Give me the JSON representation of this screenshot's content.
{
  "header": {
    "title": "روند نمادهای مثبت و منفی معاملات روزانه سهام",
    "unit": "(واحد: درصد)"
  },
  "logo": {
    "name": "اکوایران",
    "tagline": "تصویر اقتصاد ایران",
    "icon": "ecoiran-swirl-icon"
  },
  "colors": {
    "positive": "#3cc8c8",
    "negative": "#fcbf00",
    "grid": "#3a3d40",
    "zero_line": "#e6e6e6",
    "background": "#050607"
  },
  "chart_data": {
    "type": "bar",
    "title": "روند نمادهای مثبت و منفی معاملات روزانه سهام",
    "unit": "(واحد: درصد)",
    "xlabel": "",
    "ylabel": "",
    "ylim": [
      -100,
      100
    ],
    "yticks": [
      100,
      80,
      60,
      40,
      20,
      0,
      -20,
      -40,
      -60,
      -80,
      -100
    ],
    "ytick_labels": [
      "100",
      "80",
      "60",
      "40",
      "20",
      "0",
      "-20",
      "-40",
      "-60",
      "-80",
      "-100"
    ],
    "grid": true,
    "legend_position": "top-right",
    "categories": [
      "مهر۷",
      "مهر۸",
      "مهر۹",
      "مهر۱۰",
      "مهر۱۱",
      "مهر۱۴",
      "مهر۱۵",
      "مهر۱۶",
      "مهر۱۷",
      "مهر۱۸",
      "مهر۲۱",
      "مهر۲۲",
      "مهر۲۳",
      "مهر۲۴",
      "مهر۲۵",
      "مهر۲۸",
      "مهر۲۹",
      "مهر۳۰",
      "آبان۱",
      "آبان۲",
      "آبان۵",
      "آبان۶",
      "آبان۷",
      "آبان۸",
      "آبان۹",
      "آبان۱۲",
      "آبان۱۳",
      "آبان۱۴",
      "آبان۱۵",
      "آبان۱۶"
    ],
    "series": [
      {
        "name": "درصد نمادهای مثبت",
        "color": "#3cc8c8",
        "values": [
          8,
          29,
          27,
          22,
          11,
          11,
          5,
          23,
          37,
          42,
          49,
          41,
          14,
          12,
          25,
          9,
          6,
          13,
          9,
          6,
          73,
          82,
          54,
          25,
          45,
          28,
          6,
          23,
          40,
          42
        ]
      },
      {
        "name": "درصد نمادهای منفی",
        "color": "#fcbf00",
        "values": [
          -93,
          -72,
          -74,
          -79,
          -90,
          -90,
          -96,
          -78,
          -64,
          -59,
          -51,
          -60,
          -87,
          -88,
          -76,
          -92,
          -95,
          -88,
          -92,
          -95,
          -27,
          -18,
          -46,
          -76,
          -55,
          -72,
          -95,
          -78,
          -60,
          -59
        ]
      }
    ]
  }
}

====================

> _What is required_:
Give all the entries again exactly; leave none out.

> _Result of this exercise_:
Give me the JSON representation of this screenshot's content.
{
  "header": {
    "title": "روند نمادهای مثبت و منفی معاملات روزانه سهام",
    "unit": "(واحد: درصد)"
  },
  "logo": {
    "name": "اکوایران",
    "tagline": "تصویر اقتصاد ایران",
    "icon": "ecoiran-swirl-icon"
  },
  "colors": {
    "positive": "#3cc8c8",
    "negative": "#fcbf00",
    "grid": "#3a3d40",
    "zero_line": "#e6e6e6",
    "background": "#050607"
  },
  "chart_data": {
    "type": "bar",
    "title": "روند نمادهای مثبت و منفی معاملات روزانه سهام",
    "unit": "(واحد: درصد)",
    "xlabel": "",
    "ylabel": "",
    "ylim": [
      -100,
      100
    ],
    "yticks": [
      100,
      80,
      60,
      40,
      20,
      0,
      -20,
      -40,
      -60,
      -80,
      -100
    ],
    "ytick_labels": [
      "100",
      "80",
      "60",
      "40",
      "20",
      "0",
      "-20",
      "-40",
      "-60",
      "-80",
      "-100"
    ],
    "grid": true,
    "legend_position": "top-right",
    "categories": [
      "مهر۷",
      "مهر۸",
      "مهر۹",
      "مهر۱۰",
      "مهر۱۱",
      "مهر۱۴",
      "مهر۱۵",
      "مهر۱۶",
      "مهر۱۷",
      "مهر۱۸",
      "مهر۲۱",
      "مهر۲۲",
      "مهر۲۳",
      "مهر۲۴",
      "مهر۲۵",
      "مهر۲۸",
      "مهر۲۹",
      "مهر۳۰",
      "آبان۱",
      "آبان۲",
      "آبان۵",
      "آبان۶",
      "آبان۷",
      "آبان۸",
      "آبان۹",
      "آبان۱۲",
      "آبان۱۳",
      "آبان۱۴",
      "آبان۱۵",
      "آبان۱۶"
    ],
    "series": [
      {
        "name": "درصد نمادهای مثبت",
        "color": "#3cc8c8",
        "values": [
          8,
          29,
          27,
          22,
          11,
          11,
          5,
          23,
          37,
          42,
          49,
          41,
          14,
          12,
          25,
          9,
          6,
          13,
          9,
          6,
          73,
          82,
          54,
          25,
          45,
          28,
          6,
          23,
          40,
          42
        ]
      },
      {
        "name": "درصد نمادهای منفی",
        "color": "#fcbf00",
        "values": [
          -93,
          -72,
          -74,
          -79,
          -90,
          -90,
          -96,
          -78,
          -64,
          -59,
          -51,
          -60,
          -87,
          -88,
          -76,
          -92,
          -95,
          -88,
          -92,
          -95,
          -27,
          -18,
          -46,
          -76,
          -55,
          -72,
          -95,
          -78,
          -60,
          -59
        ]
      }
    ]
  }
}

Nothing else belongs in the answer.